▶ _WHAT IS NEEDED_:
Tally each line where the word "name" occurs, then give only the total.

--- BEGIN RECORD EXTRACTS ---

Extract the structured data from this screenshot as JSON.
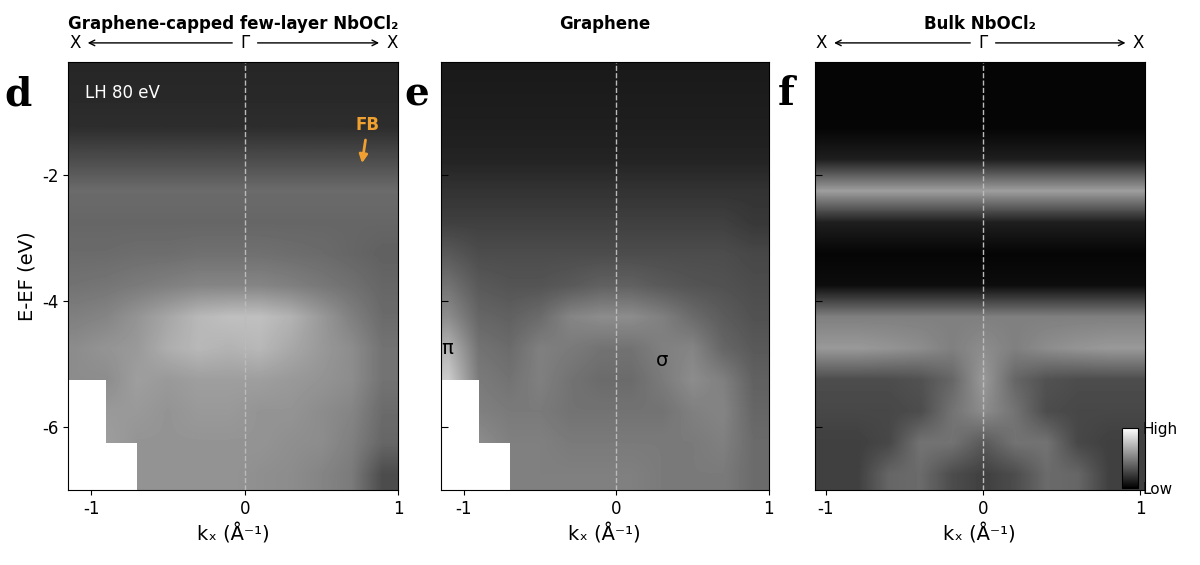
{
  "chart_data": [
    {
      "type": "heatmap",
      "panel": "d",
      "title": "Graphene-capped few-layer NbOCl₂",
      "path_labels": [
        "X",
        "Γ",
        "X"
      ],
      "x_label": "kₓ (Å⁻¹)",
      "y_label": "E-EF (eV)",
      "xlim": [
        -1.15,
        1.0
      ],
      "ylim": [
        -7,
        -0.2
      ],
      "xticks": [
        -1,
        0,
        1
      ],
      "yticks": [
        -6,
        -4,
        -2
      ],
      "color": "gray",
      "guide_line_k": 0,
      "annotations": [
        {
          "text": "LH 80 eV"
        },
        {
          "text": "FB"
        }
      ],
      "k": [
        -1.1,
        -0.9,
        -0.7,
        -0.5,
        -0.3,
        -0.1,
        0.1,
        0.3,
        0.5,
        0.7,
        0.9
      ],
      "energies": [
        -0.25,
        -0.75,
        -1.25,
        -1.75,
        -2.25,
        -2.75,
        -3.25,
        -3.75,
        -4.25,
        -4.75,
        -5.25,
        -5.75,
        -6.25,
        -6.75
      ],
      "intensity": [
        [
          0.15,
          0.15,
          0.15,
          0.15,
          0.15,
          0.15,
          0.15,
          0.15,
          0.15,
          0.15,
          0.15
        ],
        [
          0.16,
          0.16,
          0.16,
          0.16,
          0.16,
          0.16,
          0.16,
          0.16,
          0.16,
          0.16,
          0.16
        ],
        [
          0.18,
          0.18,
          0.18,
          0.18,
          0.18,
          0.18,
          0.18,
          0.18,
          0.18,
          0.18,
          0.18
        ],
        [
          0.3,
          0.3,
          0.3,
          0.3,
          0.3,
          0.3,
          0.3,
          0.3,
          0.3,
          0.3,
          0.3
        ],
        [
          0.42,
          0.42,
          0.42,
          0.42,
          0.42,
          0.42,
          0.42,
          0.42,
          0.42,
          0.42,
          0.42
        ],
        [
          0.4,
          0.4,
          0.4,
          0.4,
          0.4,
          0.4,
          0.4,
          0.4,
          0.4,
          0.4,
          0.4
        ],
        [
          0.42,
          0.42,
          0.43,
          0.43,
          0.44,
          0.44,
          0.44,
          0.43,
          0.42,
          0.4,
          0.38
        ],
        [
          0.45,
          0.46,
          0.48,
          0.5,
          0.52,
          0.52,
          0.52,
          0.5,
          0.47,
          0.44,
          0.4
        ],
        [
          0.5,
          0.52,
          0.58,
          0.65,
          0.72,
          0.75,
          0.75,
          0.7,
          0.6,
          0.5,
          0.42
        ],
        [
          0.55,
          0.58,
          0.6,
          0.68,
          0.72,
          0.7,
          0.72,
          0.66,
          0.6,
          0.55,
          0.45
        ],
        [
          0.55,
          0.55,
          0.62,
          0.6,
          0.62,
          0.62,
          0.62,
          0.6,
          0.58,
          0.55,
          0.45
        ],
        [
          null,
          0.6,
          0.6,
          0.58,
          0.6,
          0.6,
          0.58,
          0.58,
          0.55,
          0.52,
          0.42
        ],
        [
          null,
          0.62,
          0.58,
          0.58,
          0.58,
          0.58,
          0.58,
          0.56,
          0.55,
          0.5,
          0.4
        ],
        [
          null,
          null,
          0.58,
          0.58,
          0.58,
          0.58,
          0.56,
          0.55,
          0.52,
          0.48,
          0.3
        ]
      ]
    },
    {
      "type": "heatmap",
      "panel": "e",
      "title": "Graphene",
      "x_label": "kₓ (Å⁻¹)",
      "xlim": [
        -1.15,
        1.0
      ],
      "ylim": [
        -7,
        -0.2
      ],
      "xticks": [
        -1,
        0,
        1
      ],
      "yticks": [
        -6,
        -4,
        -2
      ],
      "tick_labels": "x",
      "color": "gray",
      "guide_line_k": 0,
      "annotations": [
        {
          "text": "π"
        },
        {
          "text": "σ"
        }
      ],
      "k": [
        -1.1,
        -0.9,
        -0.7,
        -0.5,
        -0.3,
        -0.1,
        0.1,
        0.3,
        0.5,
        0.7,
        0.9
      ],
      "energies": [
        -0.25,
        -0.75,
        -1.25,
        -1.75,
        -2.25,
        -2.75,
        -3.25,
        -3.75,
        -4.25,
        -4.75,
        -5.25,
        -5.75,
        -6.25,
        -6.75
      ],
      "intensity": [
        [
          0.1,
          0.1,
          0.1,
          0.1,
          0.1,
          0.1,
          0.1,
          0.1,
          0.1,
          0.1,
          0.1
        ],
        [
          0.11,
          0.11,
          0.11,
          0.11,
          0.11,
          0.11,
          0.11,
          0.11,
          0.11,
          0.11,
          0.11
        ],
        [
          0.12,
          0.12,
          0.12,
          0.12,
          0.12,
          0.12,
          0.12,
          0.12,
          0.12,
          0.12,
          0.12
        ],
        [
          0.14,
          0.14,
          0.14,
          0.14,
          0.14,
          0.14,
          0.14,
          0.14,
          0.14,
          0.14,
          0.14
        ],
        [
          0.2,
          0.2,
          0.2,
          0.2,
          0.2,
          0.2,
          0.2,
          0.2,
          0.2,
          0.2,
          0.2
        ],
        [
          0.25,
          0.25,
          0.25,
          0.25,
          0.25,
          0.25,
          0.25,
          0.25,
          0.25,
          0.25,
          0.22
        ],
        [
          0.35,
          0.3,
          0.3,
          0.3,
          0.3,
          0.3,
          0.3,
          0.3,
          0.3,
          0.3,
          0.28
        ],
        [
          0.45,
          0.35,
          0.33,
          0.33,
          0.35,
          0.38,
          0.38,
          0.35,
          0.33,
          0.32,
          0.3
        ],
        [
          0.55,
          0.4,
          0.38,
          0.42,
          0.52,
          0.55,
          0.55,
          0.5,
          0.42,
          0.36,
          0.32
        ],
        [
          0.7,
          0.45,
          0.42,
          0.5,
          0.48,
          0.45,
          0.45,
          0.5,
          0.52,
          0.4,
          0.35
        ],
        [
          0.8,
          0.48,
          0.45,
          0.5,
          0.45,
          0.42,
          0.42,
          0.48,
          0.55,
          0.5,
          0.38
        ],
        [
          null,
          0.5,
          0.48,
          0.48,
          0.45,
          0.45,
          0.45,
          0.45,
          0.5,
          0.52,
          0.4
        ],
        [
          null,
          0.55,
          0.5,
          0.5,
          0.48,
          0.48,
          0.48,
          0.48,
          0.48,
          0.5,
          0.42
        ],
        [
          null,
          null,
          0.5,
          0.5,
          0.5,
          0.5,
          0.5,
          0.48,
          0.48,
          0.48,
          0.42
        ]
      ]
    },
    {
      "type": "heatmap",
      "panel": "f",
      "title": "Bulk NbOCl₂",
      "path_labels": [
        "X",
        "Γ",
        "X"
      ],
      "x_label": "kₓ (Å⁻¹)",
      "xlim": [
        -1.07,
        1.03
      ],
      "ylim": [
        -7,
        -0.2
      ],
      "xticks": [
        -1,
        0,
        1
      ],
      "yticks": [
        -6,
        -4,
        -2
      ],
      "tick_labels": "x",
      "color": "gray",
      "guide_line_k": 0,
      "colorbar": {
        "range": [
          0,
          1
        ],
        "ticks": [
          {
            "value": 0,
            "label": "Low"
          },
          {
            "value": 1,
            "label": "High"
          }
        ]
      },
      "k": [
        -1.0,
        -0.8,
        -0.6,
        -0.4,
        -0.2,
        0.0,
        0.2,
        0.4,
        0.6,
        0.8,
        1.0
      ],
      "energies": [
        -0.25,
        -0.75,
        -1.25,
        -1.75,
        -2.25,
        -2.75,
        -3.25,
        -3.75,
        -4.25,
        -4.75,
        -5.25,
        -5.75,
        -6.25,
        -6.75
      ],
      "intensity": [
        [
          0.02,
          0.02,
          0.02,
          0.02,
          0.02,
          0.02,
          0.02,
          0.02,
          0.02,
          0.02,
          0.02
        ],
        [
          0.02,
          0.02,
          0.02,
          0.02,
          0.02,
          0.02,
          0.02,
          0.02,
          0.02,
          0.02,
          0.02
        ],
        [
          0.02,
          0.02,
          0.02,
          0.02,
          0.02,
          0.02,
          0.02,
          0.02,
          0.02,
          0.02,
          0.02
        ],
        [
          0.12,
          0.12,
          0.12,
          0.12,
          0.12,
          0.12,
          0.12,
          0.12,
          0.12,
          0.12,
          0.12
        ],
        [
          0.62,
          0.62,
          0.62,
          0.62,
          0.62,
          0.62,
          0.62,
          0.62,
          0.62,
          0.62,
          0.62
        ],
        [
          0.12,
          0.12,
          0.12,
          0.12,
          0.12,
          0.12,
          0.12,
          0.12,
          0.12,
          0.12,
          0.12
        ],
        [
          0.02,
          0.02,
          0.02,
          0.02,
          0.02,
          0.02,
          0.02,
          0.02,
          0.02,
          0.02,
          0.02
        ],
        [
          0.05,
          0.05,
          0.05,
          0.05,
          0.05,
          0.05,
          0.05,
          0.05,
          0.05,
          0.05,
          0.05
        ],
        [
          0.5,
          0.5,
          0.5,
          0.5,
          0.5,
          0.5,
          0.5,
          0.5,
          0.5,
          0.5,
          0.5
        ],
        [
          0.6,
          0.6,
          0.58,
          0.55,
          0.5,
          0.55,
          0.5,
          0.55,
          0.58,
          0.6,
          0.6
        ],
        [
          0.3,
          0.3,
          0.3,
          0.32,
          0.4,
          0.6,
          0.4,
          0.32,
          0.3,
          0.3,
          0.3
        ],
        [
          0.28,
          0.28,
          0.28,
          0.3,
          0.45,
          0.55,
          0.45,
          0.3,
          0.28,
          0.28,
          0.28
        ],
        [
          0.25,
          0.25,
          0.28,
          0.45,
          0.45,
          0.35,
          0.45,
          0.45,
          0.28,
          0.25,
          0.25
        ],
        [
          0.25,
          0.25,
          0.4,
          0.42,
          0.3,
          0.25,
          0.3,
          0.42,
          0.4,
          0.25,
          0.25
        ]
      ]
    }
  ]
}
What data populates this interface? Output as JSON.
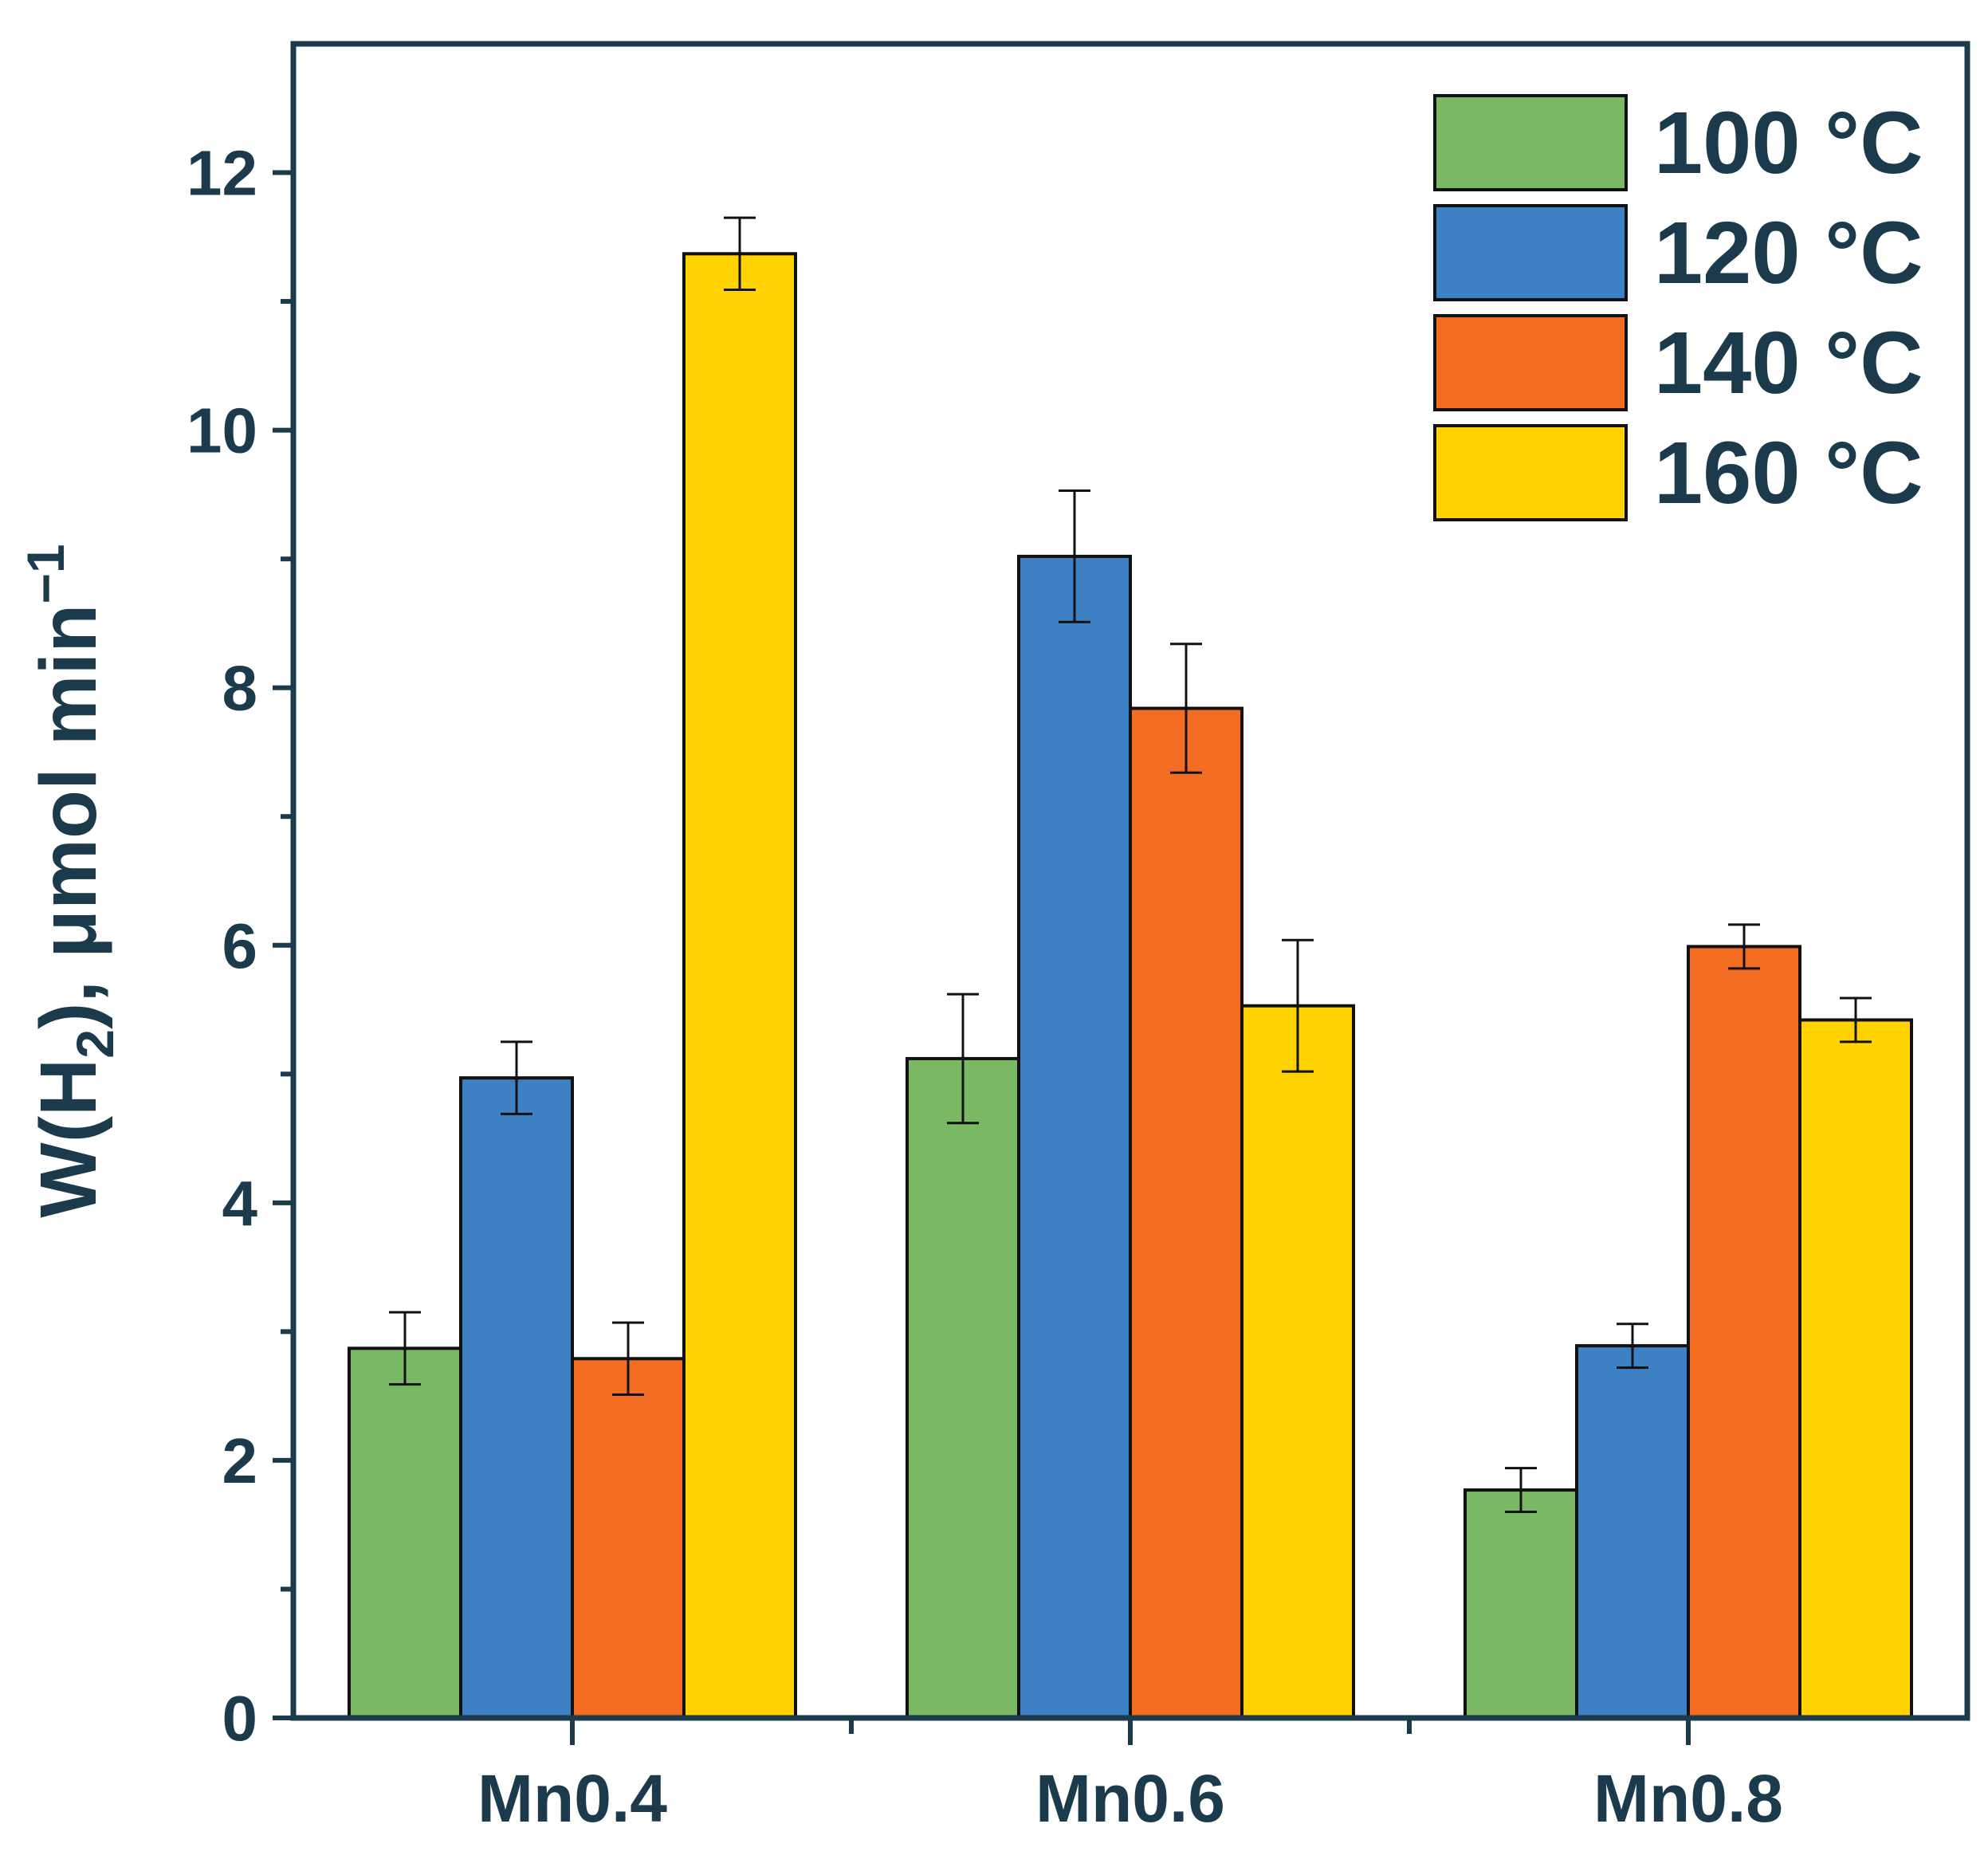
{
  "chart_data": {
    "type": "bar",
    "title": "",
    "xlabel": "",
    "ylabel": {
      "main": "W(H",
      "sub": "2",
      "rest": "), μmol min",
      "sup": "−1"
    },
    "ylim": [
      0,
      13
    ],
    "yticks": [
      "0",
      "2",
      "4",
      "6",
      "8",
      "10",
      "12"
    ],
    "categories": [
      "Mn0.4",
      "Mn0.6",
      "Mn0.8"
    ],
    "series": [
      {
        "name": "100 °C",
        "color": "#7ab863",
        "values": [
          2.87,
          5.12,
          1.77
        ],
        "errors": [
          0.28,
          0.5,
          0.17
        ]
      },
      {
        "name": "120 °C",
        "color": "#3d80c3",
        "values": [
          4.97,
          9.02,
          2.89
        ],
        "errors": [
          0.28,
          0.51,
          0.17
        ]
      },
      {
        "name": "140 °C",
        "color": "#f26d22",
        "values": [
          2.79,
          7.84,
          5.99
        ],
        "errors": [
          0.28,
          0.5,
          0.17
        ]
      },
      {
        "name": "160 °C",
        "color": "#ffd200",
        "values": [
          11.37,
          5.53,
          5.42
        ],
        "errors": [
          0.28,
          0.51,
          0.17
        ]
      }
    ],
    "legend_position": "top-right",
    "grid": false
  }
}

--- END RECORD EXTRACTS ---

▶ _FINAL RESULT_:
4